Problem to solve ▸ Check each line of the listing below for the string "Lufft", and copy the ones that have it.

Extracted records
>>>

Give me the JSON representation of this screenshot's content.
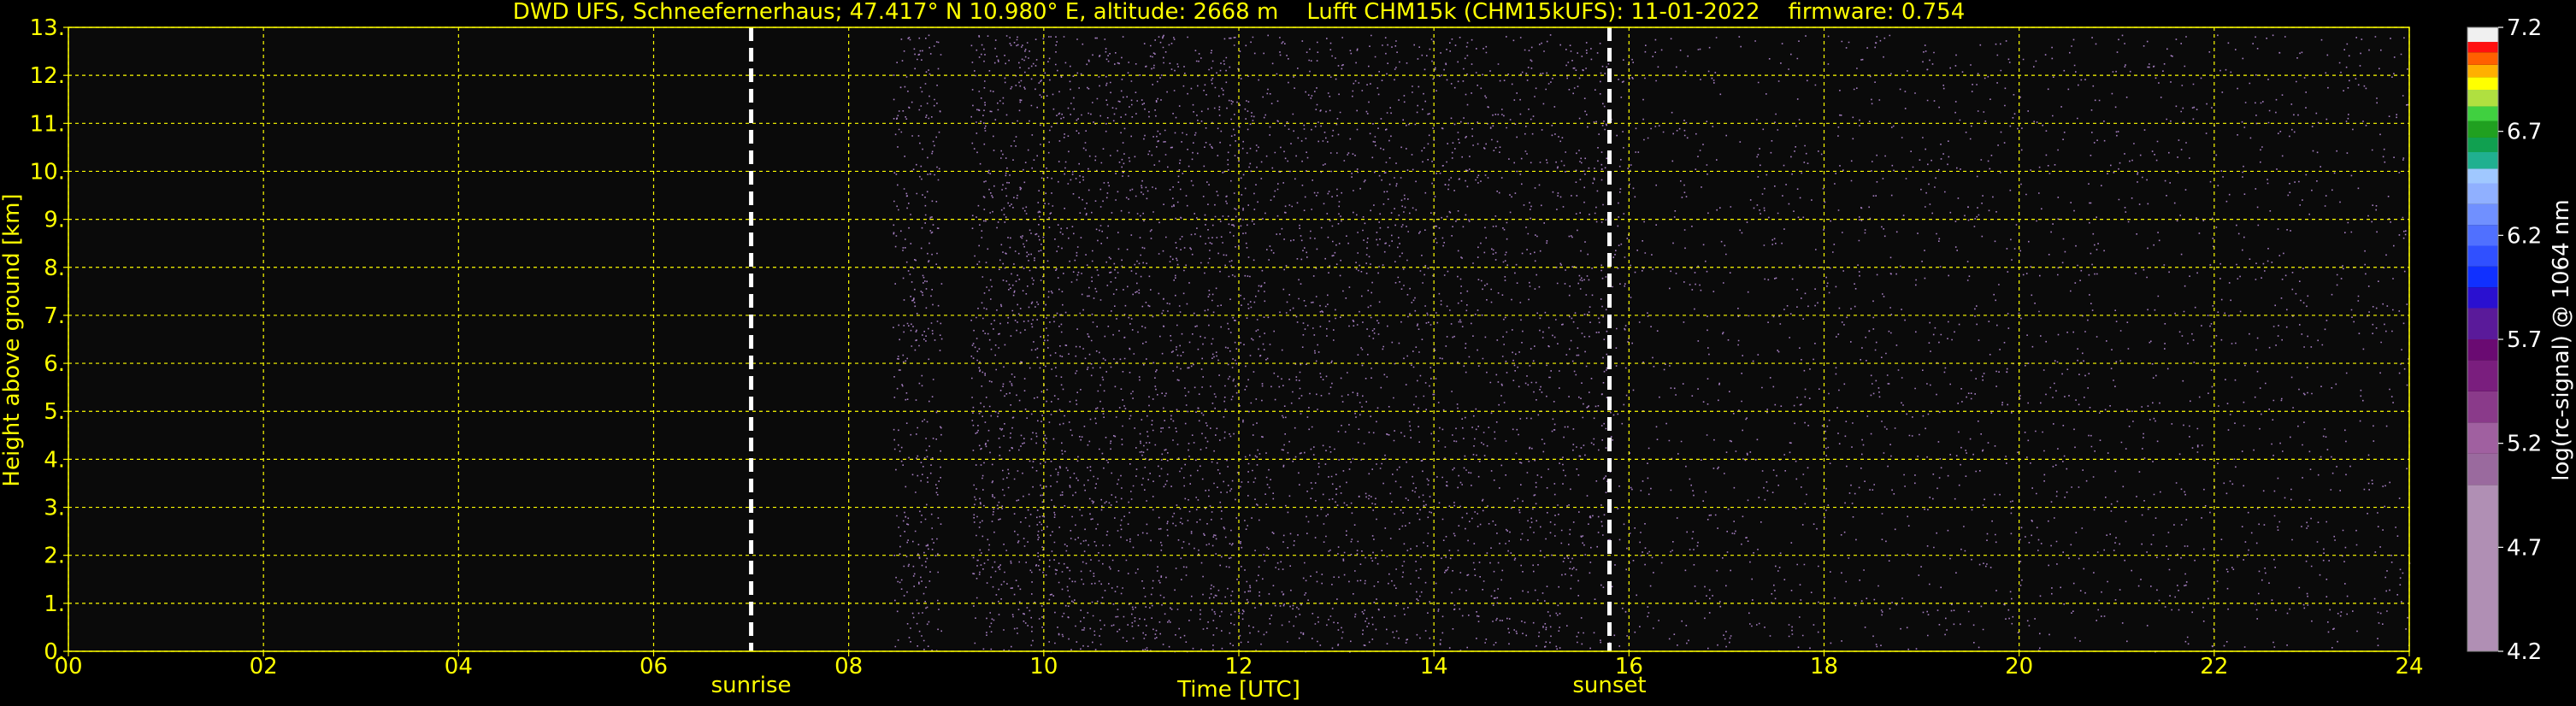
{
  "title": "DWD UFS, Schneefernerhaus; 47.417° N 10.980° E, altitude: 2668 m    Lufft CHM15k (CHM15kUFS): 11-01-2022    firmware: 0.754",
  "colors": {
    "background": "#000000",
    "grid": "#ffff00",
    "axis_text": "#ffff00",
    "colorbar_text": "#ffffff",
    "marker_line": "#ffffff",
    "signal_noise": "#d9a6ff"
  },
  "chart_data": {
    "type": "heatmap",
    "title": "DWD UFS, Schneefernerhaus; 47.417° N 10.980° E, altitude: 2668 m    Lufft CHM15k (CHM15kUFS): 11-01-2022    firmware: 0.754",
    "xlabel": "Time [UTC]",
    "ylabel": "Height above ground [km]",
    "xlim": [
      0,
      24
    ],
    "ylim": [
      0,
      13
    ],
    "x_ticks": [
      {
        "value": 0,
        "label": "00"
      },
      {
        "value": 2,
        "label": "02"
      },
      {
        "value": 4,
        "label": "04"
      },
      {
        "value": 6,
        "label": "06"
      },
      {
        "value": 8,
        "label": "08"
      },
      {
        "value": 10,
        "label": "10"
      },
      {
        "value": 12,
        "label": "12"
      },
      {
        "value": 14,
        "label": "14"
      },
      {
        "value": 16,
        "label": "16"
      },
      {
        "value": 18,
        "label": "18"
      },
      {
        "value": 20,
        "label": "20"
      },
      {
        "value": 22,
        "label": "22"
      },
      {
        "value": 24,
        "label": "24"
      }
    ],
    "y_ticks": [
      {
        "value": 0,
        "label": "0."
      },
      {
        "value": 1,
        "label": "1."
      },
      {
        "value": 2,
        "label": "2."
      },
      {
        "value": 3,
        "label": "3."
      },
      {
        "value": 4,
        "label": "4."
      },
      {
        "value": 5,
        "label": "5."
      },
      {
        "value": 6,
        "label": "6."
      },
      {
        "value": 7,
        "label": "7."
      },
      {
        "value": 8,
        "label": "8."
      },
      {
        "value": 9,
        "label": "9."
      },
      {
        "value": 10,
        "label": "10."
      },
      {
        "value": 11,
        "label": "11."
      },
      {
        "value": 12,
        "label": "12."
      },
      {
        "value": 13,
        "label": "13."
      }
    ],
    "grid": true,
    "markers": [
      {
        "label": "sunrise",
        "time": 7.0
      },
      {
        "label": "sunset",
        "time": 15.8
      }
    ],
    "signal_segments": [
      {
        "start": 8.45,
        "end": 8.95,
        "density": 0.9
      },
      {
        "start": 9.25,
        "end": 10.0,
        "density": 1.0
      },
      {
        "start": 10.0,
        "end": 12.0,
        "density": 0.85
      },
      {
        "start": 12.0,
        "end": 15.8,
        "density": 0.65
      },
      {
        "start": 15.8,
        "end": 24.0,
        "density": 0.3
      }
    ],
    "colorbar": {
      "label": "log(rc-signal) @ 1064 nm",
      "min": 4.2,
      "max": 7.2,
      "ticks": [
        {
          "value": 4.2,
          "label": "4.2"
        },
        {
          "value": 4.7,
          "label": "4.7"
        },
        {
          "value": 5.2,
          "label": "5.2"
        },
        {
          "value": 5.7,
          "label": "5.7"
        },
        {
          "value": 6.2,
          "label": "6.2"
        },
        {
          "value": 6.7,
          "label": "6.7"
        },
        {
          "value": 7.2,
          "label": "7.2"
        }
      ],
      "bands": [
        {
          "from": 4.2,
          "to": 5.0,
          "color": "#b08fb4"
        },
        {
          "from": 5.0,
          "to": 5.15,
          "color": "#9a6a9e"
        },
        {
          "from": 5.15,
          "to": 5.3,
          "color": "#a060a0"
        },
        {
          "from": 5.3,
          "to": 5.45,
          "color": "#8a3a8a"
        },
        {
          "from": 5.45,
          "to": 5.6,
          "color": "#7a1e7e"
        },
        {
          "from": 5.6,
          "to": 5.7,
          "color": "#6a0a72"
        },
        {
          "from": 5.7,
          "to": 5.85,
          "color": "#5a1a9a"
        },
        {
          "from": 5.85,
          "to": 5.95,
          "color": "#2a10d0"
        },
        {
          "from": 5.95,
          "to": 6.05,
          "color": "#1030ff"
        },
        {
          "from": 6.05,
          "to": 6.15,
          "color": "#3050ff"
        },
        {
          "from": 6.15,
          "to": 6.25,
          "color": "#5070ff"
        },
        {
          "from": 6.25,
          "to": 6.35,
          "color": "#7090ff"
        },
        {
          "from": 6.35,
          "to": 6.45,
          "color": "#90b0ff"
        },
        {
          "from": 6.45,
          "to": 6.52,
          "color": "#a0c8ff"
        },
        {
          "from": 6.52,
          "to": 6.6,
          "color": "#20b090"
        },
        {
          "from": 6.6,
          "to": 6.67,
          "color": "#10a050"
        },
        {
          "from": 6.67,
          "to": 6.75,
          "color": "#20a020"
        },
        {
          "from": 6.75,
          "to": 6.82,
          "color": "#40d040"
        },
        {
          "from": 6.82,
          "to": 6.9,
          "color": "#b0e040"
        },
        {
          "from": 6.9,
          "to": 6.96,
          "color": "#ffff00"
        },
        {
          "from": 6.96,
          "to": 7.02,
          "color": "#ffb000"
        },
        {
          "from": 7.02,
          "to": 7.08,
          "color": "#ff6000"
        },
        {
          "from": 7.08,
          "to": 7.13,
          "color": "#ff1010"
        },
        {
          "from": 7.13,
          "to": 7.2,
          "color": "#f0f0f0"
        }
      ]
    }
  }
}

<<<

Finished answer ▸
  "title": "DWD UFS, Schneefernerhaus; 47.417° N 10.980° E, altitude: 2668 m    Lufft CHM15k (CHM15kUFS): 11-01-2022    firmware: 0.754",
    "title": "DWD UFS, Schneefernerhaus; 47.417° N 10.980° E, altitude: 2668 m    Lufft CHM15k (CHM15kUFS): 11-01-2022    firmware: 0.754",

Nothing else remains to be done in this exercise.